All of the data should be output character for character, except the pictures.

(Data lines):
_ _ _

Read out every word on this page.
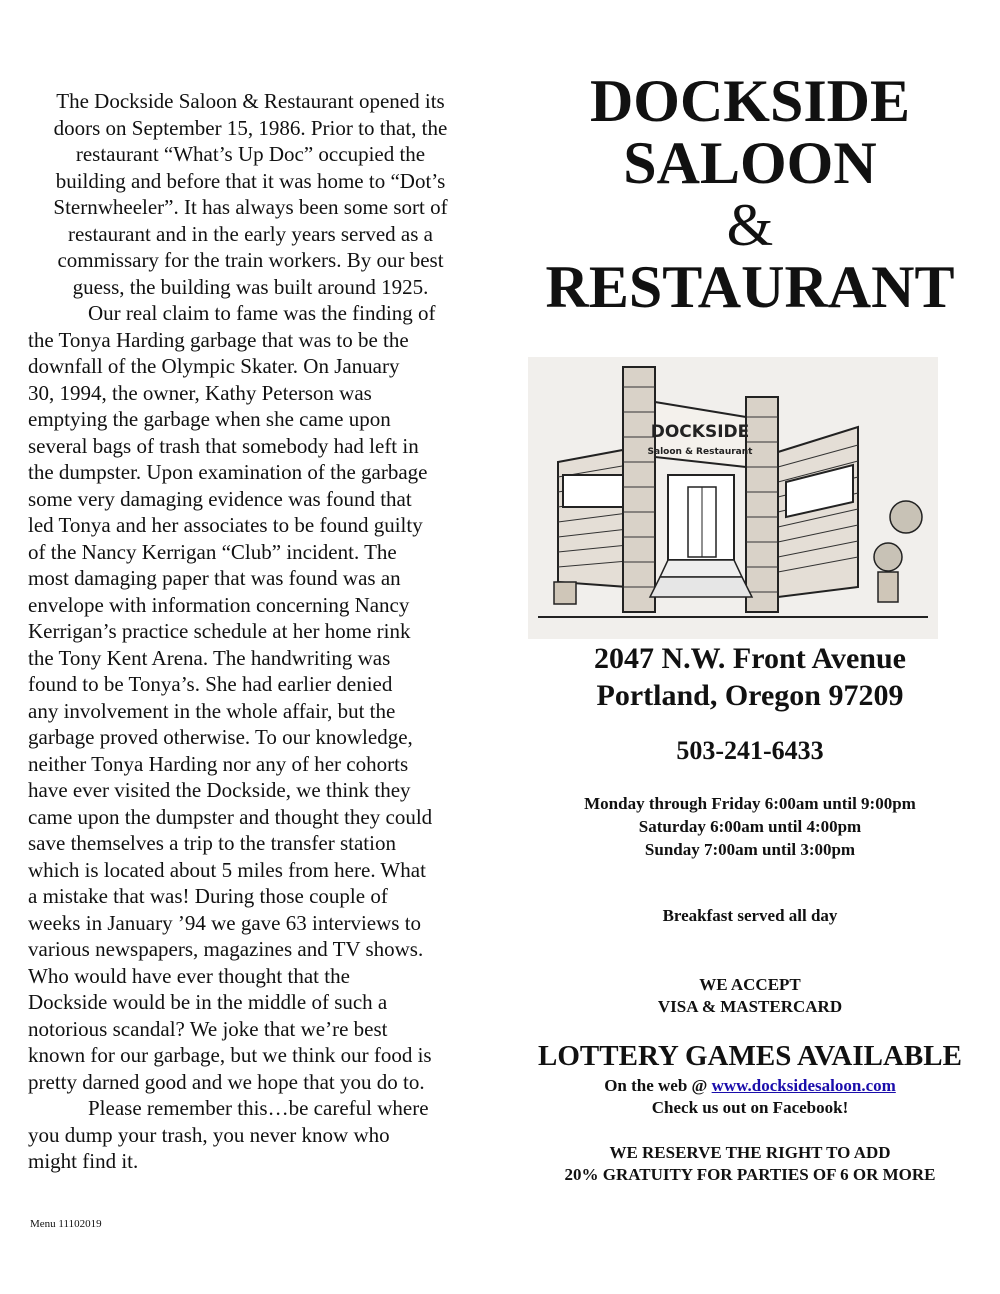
The Dockside Saloon & Restaurant opened its
doors on September 15, 1986. Prior to that, the
restaurant “What’s Up Doc” occupied the
building and before that it was home to “Dot’s
Sternwheeler”. It has always been some sort of
restaurant and in the early years served as a
commissary for the train workers. By our best
guess, the building was built around 1925.
Our real claim to fame was the finding of
the Tonya Harding garbage that was to be the
downfall of the Olympic Skater. On January
30, 1994, the owner, Kathy Peterson was
emptying the garbage when she came upon
several bags of trash that somebody had left in
the dumpster. Upon examination of the garbage
some very damaging evidence was found that
led Tonya and her associates to be found guilty
of the Nancy Kerrigan “Club” incident. The
most damaging paper that was found was an
envelope with information concerning Nancy
Kerrigan’s practice schedule at her home rink
the Tony Kent Arena. The handwriting was
found to be Tonya’s. She had earlier denied
any involvement in the whole affair, but the
garbage proved otherwise. To our knowledge,
neither Tonya Harding nor any of her cohorts
have ever visited the Dockside, we think they
came upon the dumpster and thought they could
save themselves a trip to the transfer station
which is located about 5 miles from here. What
a mistake that was! During those couple of
weeks in January ’94 we gave 63 interviews to
various newspapers, magazines and TV shows.
Who would have ever thought that the
Dockside would be in the middle of such a
notorious scandal? We joke that we’re best
known for our garbage, but we think our food is
pretty darned good and we hope that you do to.
Please remember this…be careful where
you dump your trash, you never know who
might find it.
Menu 11102019
DOCKSIDE
SALOON
&
RESTAURANT
DOCKSIDE
Saloon & Restaurant
2047 N.W. Front Avenue
Portland, Oregon 97209
503-241-6433
Monday through Friday 6:00am until 9:00pm
Saturday 6:00am until 4:00pm
Sunday 7:00am until 3:00pm
Breakfast served all day
WE ACCEPT
VISA & MASTERCARD
LOTTERY GAMES AVAILABLE
On the web @ www.docksidesaloon.com
Check us out on Facebook!
WE RESERVE THE RIGHT TO ADD
20% GRATUITY FOR PARTIES OF 6 OR MORE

_ _ _

(Right answer):
Read out every word on this page.
The Dockside Saloon & Restaurant opened its
doors on September 15, 1986. Prior to that, the
restaurant “What’s Up Doc” occupied the
building and before that it was home to “Dot’s
Sternwheeler”. It has always been some sort of
restaurant and in the early years served as a
commissary for the train workers. By our best
guess, the building was built around 1925.
Our real claim to fame was the finding of
the Tonya Harding garbage that was to be the
downfall of the Olympic Skater. On January
30, 1994, the owner, Kathy Peterson was
emptying the garbage when she came upon
several bags of trash that somebody had left in
the dumpster. Upon examination of the garbage
some very damaging evidence was found that
led Tonya and her associates to be found guilty
of the Nancy Kerrigan “Club” incident. The
most damaging paper that was found was an
envelope with information concerning Nancy
Kerrigan’s practice schedule at her home rink
the Tony Kent Arena. The handwriting was
found to be Tonya’s. She had earlier denied
any involvement in the whole affair, but the
garbage proved otherwise. To our knowledge,
neither Tonya Harding nor any of her cohorts
have ever visited the Dockside, we think they
came upon the dumpster and thought they could
save themselves a trip to the transfer station
which is located about 5 miles from here. What
a mistake that was! During those couple of
weeks in January ’94 we gave 63 interviews to
various newspapers, magazines and TV shows.
Who would have ever thought that the
Dockside would be in the middle of such a
notorious scandal? We joke that we’re best
known for our garbage, but we think our food is
pretty darned good and we hope that you do to.
Please remember this…be careful where
you dump your trash, you never know who
might find it.
Menu 11102019
DOCKSIDE
SALOON
&
RESTAURANT
DOCKSIDE
Saloon & Restaurant
2047 N.W. Front Avenue
Portland, Oregon 97209
503-241-6433
Monday through Friday 6:00am until 9:00pm
Saturday 6:00am until 4:00pm
Sunday 7:00am until 3:00pm
Breakfast served all day
WE ACCEPT
VISA & MASTERCARD
LOTTERY GAMES AVAILABLE
On the web @ www.docksidesaloon.com
Check us out on Facebook!
WE RESERVE THE RIGHT TO ADD
20% GRATUITY FOR PARTIES OF 6 OR MORE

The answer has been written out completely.